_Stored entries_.
^^^^^^^^
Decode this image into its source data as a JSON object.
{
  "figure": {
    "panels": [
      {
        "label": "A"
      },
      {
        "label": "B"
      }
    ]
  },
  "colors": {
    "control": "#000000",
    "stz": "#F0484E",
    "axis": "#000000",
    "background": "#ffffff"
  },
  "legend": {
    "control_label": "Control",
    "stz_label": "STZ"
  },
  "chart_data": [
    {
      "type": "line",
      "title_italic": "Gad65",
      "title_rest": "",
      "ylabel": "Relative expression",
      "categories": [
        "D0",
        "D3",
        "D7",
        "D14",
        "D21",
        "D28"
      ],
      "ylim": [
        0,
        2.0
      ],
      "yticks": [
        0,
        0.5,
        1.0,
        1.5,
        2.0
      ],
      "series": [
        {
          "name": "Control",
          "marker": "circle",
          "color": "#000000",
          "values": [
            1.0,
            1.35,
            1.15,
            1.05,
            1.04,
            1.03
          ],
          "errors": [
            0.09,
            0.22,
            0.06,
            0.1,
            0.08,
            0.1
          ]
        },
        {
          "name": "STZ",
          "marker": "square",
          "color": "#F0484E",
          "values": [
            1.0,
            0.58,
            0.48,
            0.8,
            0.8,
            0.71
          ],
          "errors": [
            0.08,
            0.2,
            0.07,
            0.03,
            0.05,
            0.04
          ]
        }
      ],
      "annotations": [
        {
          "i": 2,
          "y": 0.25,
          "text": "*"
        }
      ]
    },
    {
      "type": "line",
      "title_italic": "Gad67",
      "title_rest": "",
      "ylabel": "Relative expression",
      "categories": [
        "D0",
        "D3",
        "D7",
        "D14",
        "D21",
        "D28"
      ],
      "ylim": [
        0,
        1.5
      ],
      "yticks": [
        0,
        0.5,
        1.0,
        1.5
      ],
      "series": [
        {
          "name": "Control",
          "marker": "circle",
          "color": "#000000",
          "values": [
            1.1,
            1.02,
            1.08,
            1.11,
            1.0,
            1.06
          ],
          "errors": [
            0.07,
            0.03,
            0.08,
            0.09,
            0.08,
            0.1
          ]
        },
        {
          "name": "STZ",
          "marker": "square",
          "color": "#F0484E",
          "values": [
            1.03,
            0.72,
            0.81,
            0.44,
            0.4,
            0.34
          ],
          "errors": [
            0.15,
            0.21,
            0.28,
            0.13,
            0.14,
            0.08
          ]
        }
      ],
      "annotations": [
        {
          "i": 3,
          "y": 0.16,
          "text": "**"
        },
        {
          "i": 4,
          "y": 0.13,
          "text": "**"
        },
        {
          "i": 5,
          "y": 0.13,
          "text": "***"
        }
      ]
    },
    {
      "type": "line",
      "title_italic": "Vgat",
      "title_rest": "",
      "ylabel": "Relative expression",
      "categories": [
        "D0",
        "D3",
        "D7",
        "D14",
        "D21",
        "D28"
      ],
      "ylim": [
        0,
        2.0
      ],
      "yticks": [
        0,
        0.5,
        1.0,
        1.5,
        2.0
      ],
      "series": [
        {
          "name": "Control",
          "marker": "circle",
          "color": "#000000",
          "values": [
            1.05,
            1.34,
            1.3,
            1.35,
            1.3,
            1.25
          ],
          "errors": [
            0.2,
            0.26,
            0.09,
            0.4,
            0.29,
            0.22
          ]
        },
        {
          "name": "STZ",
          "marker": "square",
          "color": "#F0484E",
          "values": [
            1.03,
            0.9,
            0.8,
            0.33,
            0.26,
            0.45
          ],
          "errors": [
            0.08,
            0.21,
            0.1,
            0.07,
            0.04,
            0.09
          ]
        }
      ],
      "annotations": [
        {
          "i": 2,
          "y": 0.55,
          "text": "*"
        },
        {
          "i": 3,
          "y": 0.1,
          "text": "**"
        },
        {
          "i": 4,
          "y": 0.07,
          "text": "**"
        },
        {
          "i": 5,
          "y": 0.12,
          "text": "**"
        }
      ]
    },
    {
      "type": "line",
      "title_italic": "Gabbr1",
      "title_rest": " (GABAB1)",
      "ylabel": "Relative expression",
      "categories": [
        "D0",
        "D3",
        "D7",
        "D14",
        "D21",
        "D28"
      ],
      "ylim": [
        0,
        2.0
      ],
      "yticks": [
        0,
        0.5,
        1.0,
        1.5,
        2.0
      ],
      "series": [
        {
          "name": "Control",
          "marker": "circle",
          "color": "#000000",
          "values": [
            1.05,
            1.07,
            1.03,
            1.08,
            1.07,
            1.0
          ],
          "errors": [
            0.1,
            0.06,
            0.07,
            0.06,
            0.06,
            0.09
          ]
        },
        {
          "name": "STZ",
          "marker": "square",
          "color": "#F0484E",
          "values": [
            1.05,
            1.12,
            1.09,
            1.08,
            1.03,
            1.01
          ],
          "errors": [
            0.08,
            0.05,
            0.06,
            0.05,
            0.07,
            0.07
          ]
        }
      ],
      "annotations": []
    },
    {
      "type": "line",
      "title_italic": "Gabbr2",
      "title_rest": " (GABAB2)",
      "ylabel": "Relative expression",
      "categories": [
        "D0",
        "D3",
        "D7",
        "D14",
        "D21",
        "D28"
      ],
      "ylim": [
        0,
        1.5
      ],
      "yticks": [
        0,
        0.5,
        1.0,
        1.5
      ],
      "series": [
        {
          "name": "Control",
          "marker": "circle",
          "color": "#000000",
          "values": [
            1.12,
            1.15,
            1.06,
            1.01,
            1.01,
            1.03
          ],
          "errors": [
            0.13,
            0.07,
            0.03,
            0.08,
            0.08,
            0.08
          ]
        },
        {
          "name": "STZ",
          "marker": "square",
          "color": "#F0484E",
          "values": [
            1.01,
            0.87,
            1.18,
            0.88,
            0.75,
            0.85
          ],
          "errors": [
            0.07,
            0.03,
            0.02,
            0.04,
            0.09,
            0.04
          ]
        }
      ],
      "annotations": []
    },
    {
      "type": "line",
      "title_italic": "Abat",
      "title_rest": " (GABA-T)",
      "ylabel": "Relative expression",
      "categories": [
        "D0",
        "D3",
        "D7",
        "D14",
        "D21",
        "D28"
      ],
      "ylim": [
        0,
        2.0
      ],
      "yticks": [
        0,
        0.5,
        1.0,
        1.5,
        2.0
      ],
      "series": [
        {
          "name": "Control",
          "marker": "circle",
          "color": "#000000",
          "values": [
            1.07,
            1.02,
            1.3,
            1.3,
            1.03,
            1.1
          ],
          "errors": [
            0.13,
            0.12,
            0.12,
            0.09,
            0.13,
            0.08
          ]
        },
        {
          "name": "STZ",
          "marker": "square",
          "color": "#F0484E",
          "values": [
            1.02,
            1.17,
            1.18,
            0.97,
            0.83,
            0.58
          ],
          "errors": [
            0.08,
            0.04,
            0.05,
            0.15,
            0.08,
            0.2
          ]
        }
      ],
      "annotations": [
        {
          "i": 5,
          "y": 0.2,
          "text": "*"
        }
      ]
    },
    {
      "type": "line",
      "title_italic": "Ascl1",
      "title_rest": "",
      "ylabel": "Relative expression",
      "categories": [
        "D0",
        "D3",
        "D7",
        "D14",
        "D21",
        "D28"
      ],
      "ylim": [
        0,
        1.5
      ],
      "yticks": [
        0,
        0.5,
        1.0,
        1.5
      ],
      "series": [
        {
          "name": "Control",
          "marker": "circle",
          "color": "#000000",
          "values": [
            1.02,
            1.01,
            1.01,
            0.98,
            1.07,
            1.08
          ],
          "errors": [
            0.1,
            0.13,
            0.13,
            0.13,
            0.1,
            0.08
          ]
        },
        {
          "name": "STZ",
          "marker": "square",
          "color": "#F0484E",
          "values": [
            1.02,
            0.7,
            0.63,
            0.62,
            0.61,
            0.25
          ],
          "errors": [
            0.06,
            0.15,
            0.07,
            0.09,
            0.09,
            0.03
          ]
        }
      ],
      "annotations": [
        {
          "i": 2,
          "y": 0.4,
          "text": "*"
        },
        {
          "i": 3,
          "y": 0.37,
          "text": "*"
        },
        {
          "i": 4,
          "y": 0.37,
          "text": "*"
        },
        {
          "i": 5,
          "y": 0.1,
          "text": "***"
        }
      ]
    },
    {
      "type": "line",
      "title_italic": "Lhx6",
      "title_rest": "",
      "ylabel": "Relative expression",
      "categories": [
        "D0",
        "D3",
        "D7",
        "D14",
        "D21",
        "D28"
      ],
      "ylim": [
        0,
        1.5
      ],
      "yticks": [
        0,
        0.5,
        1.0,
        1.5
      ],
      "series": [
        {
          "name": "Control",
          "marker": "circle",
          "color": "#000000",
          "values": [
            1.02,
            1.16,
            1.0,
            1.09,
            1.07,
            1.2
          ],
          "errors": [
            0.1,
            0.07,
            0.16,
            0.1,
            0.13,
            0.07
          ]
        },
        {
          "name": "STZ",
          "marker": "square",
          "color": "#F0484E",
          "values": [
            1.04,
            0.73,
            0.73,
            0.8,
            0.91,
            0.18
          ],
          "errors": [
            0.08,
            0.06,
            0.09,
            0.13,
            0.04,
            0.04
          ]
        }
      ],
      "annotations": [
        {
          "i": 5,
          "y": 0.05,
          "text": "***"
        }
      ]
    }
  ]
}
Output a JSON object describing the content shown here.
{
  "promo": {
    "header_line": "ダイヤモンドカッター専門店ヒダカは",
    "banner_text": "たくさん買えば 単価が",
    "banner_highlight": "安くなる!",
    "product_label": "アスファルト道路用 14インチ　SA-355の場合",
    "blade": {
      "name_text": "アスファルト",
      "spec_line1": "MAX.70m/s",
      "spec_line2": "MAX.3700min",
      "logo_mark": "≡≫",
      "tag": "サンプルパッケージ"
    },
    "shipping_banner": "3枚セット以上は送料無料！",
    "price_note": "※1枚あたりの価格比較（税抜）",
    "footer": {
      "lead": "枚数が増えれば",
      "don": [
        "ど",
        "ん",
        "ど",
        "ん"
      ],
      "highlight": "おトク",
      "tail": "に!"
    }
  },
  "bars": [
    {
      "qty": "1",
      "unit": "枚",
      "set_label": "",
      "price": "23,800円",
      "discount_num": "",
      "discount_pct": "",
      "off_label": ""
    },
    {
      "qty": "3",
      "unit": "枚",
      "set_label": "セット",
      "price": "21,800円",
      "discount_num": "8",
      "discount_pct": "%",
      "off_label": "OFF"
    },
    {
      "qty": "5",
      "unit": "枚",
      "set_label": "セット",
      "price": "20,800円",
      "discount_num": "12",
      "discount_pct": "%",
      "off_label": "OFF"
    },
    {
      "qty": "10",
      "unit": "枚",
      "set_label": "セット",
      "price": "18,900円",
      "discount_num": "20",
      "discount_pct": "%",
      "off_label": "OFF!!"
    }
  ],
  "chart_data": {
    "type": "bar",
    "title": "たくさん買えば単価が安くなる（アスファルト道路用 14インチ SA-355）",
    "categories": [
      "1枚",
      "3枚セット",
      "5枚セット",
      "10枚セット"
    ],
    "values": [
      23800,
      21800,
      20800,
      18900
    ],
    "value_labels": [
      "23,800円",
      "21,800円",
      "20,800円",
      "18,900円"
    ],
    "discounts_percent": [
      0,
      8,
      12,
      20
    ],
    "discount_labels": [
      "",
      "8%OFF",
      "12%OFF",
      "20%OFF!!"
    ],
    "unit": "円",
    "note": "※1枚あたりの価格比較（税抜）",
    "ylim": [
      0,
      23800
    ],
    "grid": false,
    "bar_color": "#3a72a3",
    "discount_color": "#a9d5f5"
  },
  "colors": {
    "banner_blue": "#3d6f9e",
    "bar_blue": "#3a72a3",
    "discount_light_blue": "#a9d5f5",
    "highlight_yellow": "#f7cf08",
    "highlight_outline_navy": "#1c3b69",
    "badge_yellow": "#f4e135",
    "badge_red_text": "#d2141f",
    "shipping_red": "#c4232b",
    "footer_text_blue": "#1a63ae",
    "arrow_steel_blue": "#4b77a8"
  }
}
^^^^^^^^
_What to do_.
Identify each line in the records above that contains the word "アスファルト道路用", and copy it out in full.

_Exercise response_.
    "product_label": "アスファルト道路用 14インチ　SA-355の場合",
    "title": "たくさん買えば単価が安くなる（アスファルト道路用 14インチ SA-355）",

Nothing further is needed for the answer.